§ **To be done**: Records follow. Pull out every line that contains "prefix".

Stored data
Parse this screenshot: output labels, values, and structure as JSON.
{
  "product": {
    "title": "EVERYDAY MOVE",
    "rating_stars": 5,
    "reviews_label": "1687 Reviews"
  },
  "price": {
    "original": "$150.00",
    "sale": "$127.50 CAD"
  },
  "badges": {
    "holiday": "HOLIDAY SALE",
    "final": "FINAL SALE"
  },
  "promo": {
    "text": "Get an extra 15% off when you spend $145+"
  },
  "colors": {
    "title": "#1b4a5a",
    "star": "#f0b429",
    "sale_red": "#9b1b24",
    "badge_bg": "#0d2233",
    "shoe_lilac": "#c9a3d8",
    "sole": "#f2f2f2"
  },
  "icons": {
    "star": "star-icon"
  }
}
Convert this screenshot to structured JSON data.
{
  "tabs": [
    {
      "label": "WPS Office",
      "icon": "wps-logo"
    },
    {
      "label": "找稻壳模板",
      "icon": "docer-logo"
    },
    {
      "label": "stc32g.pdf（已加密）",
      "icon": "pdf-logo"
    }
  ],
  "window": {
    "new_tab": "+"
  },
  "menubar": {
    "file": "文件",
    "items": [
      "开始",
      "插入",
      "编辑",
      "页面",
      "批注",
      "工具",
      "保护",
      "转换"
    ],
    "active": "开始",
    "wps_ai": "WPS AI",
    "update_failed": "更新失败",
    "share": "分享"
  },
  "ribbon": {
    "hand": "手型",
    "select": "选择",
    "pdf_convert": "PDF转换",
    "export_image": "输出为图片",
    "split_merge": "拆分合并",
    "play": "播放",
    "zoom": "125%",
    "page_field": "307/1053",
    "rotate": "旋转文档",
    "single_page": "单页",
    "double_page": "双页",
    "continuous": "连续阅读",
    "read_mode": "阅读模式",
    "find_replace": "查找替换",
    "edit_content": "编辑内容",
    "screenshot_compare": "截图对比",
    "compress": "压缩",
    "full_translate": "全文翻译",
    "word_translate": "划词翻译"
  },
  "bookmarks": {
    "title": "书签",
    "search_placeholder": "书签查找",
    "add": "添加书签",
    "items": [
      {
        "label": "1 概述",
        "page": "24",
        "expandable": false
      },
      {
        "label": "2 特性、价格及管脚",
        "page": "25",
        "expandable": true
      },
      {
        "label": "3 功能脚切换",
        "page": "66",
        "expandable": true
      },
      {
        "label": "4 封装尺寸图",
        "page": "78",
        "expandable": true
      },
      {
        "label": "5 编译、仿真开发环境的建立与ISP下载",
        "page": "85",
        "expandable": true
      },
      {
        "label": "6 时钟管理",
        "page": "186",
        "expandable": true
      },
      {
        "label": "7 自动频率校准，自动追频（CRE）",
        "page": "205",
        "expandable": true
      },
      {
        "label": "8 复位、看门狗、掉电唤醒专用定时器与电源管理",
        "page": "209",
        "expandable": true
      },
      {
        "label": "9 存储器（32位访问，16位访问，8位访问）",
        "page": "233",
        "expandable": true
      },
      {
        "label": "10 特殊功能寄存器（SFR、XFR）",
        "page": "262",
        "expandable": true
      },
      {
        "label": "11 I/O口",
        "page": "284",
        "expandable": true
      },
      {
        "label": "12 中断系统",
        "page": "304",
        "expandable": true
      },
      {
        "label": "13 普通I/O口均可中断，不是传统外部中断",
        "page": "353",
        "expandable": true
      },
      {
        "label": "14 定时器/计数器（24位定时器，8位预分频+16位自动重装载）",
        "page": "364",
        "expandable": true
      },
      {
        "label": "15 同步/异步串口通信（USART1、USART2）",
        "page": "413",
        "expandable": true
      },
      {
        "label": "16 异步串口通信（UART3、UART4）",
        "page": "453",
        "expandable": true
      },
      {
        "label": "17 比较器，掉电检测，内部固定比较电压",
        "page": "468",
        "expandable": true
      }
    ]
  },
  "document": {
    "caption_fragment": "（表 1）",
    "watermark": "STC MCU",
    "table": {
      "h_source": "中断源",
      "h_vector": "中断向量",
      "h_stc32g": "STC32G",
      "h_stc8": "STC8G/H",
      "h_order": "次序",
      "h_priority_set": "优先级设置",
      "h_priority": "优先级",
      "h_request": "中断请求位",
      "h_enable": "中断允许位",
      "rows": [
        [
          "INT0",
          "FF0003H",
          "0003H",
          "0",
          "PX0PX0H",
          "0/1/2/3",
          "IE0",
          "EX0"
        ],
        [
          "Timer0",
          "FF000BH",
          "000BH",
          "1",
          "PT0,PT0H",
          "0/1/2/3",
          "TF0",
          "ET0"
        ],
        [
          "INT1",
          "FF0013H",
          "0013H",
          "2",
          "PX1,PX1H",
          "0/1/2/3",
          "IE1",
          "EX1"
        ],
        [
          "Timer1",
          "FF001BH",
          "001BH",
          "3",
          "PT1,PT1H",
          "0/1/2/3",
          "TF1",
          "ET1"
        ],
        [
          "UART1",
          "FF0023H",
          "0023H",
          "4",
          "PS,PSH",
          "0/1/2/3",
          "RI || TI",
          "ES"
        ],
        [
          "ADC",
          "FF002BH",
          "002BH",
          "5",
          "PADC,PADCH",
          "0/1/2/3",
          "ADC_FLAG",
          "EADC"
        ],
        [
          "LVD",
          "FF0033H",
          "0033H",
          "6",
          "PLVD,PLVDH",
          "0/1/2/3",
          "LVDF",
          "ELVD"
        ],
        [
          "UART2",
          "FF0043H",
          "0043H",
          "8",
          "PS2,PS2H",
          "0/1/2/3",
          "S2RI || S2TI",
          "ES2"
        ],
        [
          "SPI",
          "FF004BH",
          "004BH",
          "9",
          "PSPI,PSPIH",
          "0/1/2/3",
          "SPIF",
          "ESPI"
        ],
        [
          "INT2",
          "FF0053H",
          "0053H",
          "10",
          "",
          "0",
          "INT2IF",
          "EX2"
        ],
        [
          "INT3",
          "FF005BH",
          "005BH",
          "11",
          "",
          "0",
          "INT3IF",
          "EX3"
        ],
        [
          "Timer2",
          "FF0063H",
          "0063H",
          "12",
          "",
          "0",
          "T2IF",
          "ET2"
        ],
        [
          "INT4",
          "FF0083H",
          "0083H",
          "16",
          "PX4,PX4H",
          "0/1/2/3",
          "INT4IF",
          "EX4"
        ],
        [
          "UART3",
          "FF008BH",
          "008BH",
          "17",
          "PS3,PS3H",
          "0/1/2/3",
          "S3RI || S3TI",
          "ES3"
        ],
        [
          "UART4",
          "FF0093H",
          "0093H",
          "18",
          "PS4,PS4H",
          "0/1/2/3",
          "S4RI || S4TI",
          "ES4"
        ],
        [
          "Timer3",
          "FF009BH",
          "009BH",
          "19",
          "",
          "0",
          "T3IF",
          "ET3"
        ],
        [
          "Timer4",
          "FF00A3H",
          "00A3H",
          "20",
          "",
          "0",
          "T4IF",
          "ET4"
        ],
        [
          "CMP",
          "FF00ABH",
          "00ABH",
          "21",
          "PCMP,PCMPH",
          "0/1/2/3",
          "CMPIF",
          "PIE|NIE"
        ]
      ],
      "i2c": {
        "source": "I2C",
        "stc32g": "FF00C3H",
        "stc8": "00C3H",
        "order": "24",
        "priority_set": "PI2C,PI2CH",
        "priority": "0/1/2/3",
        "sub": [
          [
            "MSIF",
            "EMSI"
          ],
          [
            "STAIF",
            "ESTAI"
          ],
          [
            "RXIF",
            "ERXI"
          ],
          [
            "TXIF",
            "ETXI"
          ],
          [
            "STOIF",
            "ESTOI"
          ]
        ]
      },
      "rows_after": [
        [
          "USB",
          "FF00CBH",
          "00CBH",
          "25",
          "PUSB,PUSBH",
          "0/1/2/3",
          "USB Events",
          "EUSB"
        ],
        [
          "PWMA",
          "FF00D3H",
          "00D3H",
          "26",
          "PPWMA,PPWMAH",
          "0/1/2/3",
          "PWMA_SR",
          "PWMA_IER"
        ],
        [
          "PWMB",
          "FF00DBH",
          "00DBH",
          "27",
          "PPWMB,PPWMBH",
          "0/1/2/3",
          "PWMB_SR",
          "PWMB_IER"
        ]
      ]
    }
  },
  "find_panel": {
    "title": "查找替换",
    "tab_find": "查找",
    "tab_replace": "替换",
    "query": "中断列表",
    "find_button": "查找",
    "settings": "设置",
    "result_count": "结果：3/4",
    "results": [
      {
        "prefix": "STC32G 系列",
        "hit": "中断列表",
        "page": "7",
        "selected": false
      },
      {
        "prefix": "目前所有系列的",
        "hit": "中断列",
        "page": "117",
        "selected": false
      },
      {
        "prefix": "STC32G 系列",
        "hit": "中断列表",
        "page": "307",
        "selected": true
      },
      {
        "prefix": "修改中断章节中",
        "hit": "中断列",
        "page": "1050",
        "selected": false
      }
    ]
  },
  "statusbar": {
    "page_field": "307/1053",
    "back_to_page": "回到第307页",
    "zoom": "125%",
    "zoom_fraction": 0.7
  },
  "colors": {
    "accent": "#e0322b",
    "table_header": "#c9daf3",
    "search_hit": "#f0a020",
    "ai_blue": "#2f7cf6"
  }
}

§ **Response to this task**:
        "prefix": "STC32G 系列",
        "prefix": "目前所有系列的",
        "prefix": "STC32G 系列",
        "prefix": "修改中断章节中",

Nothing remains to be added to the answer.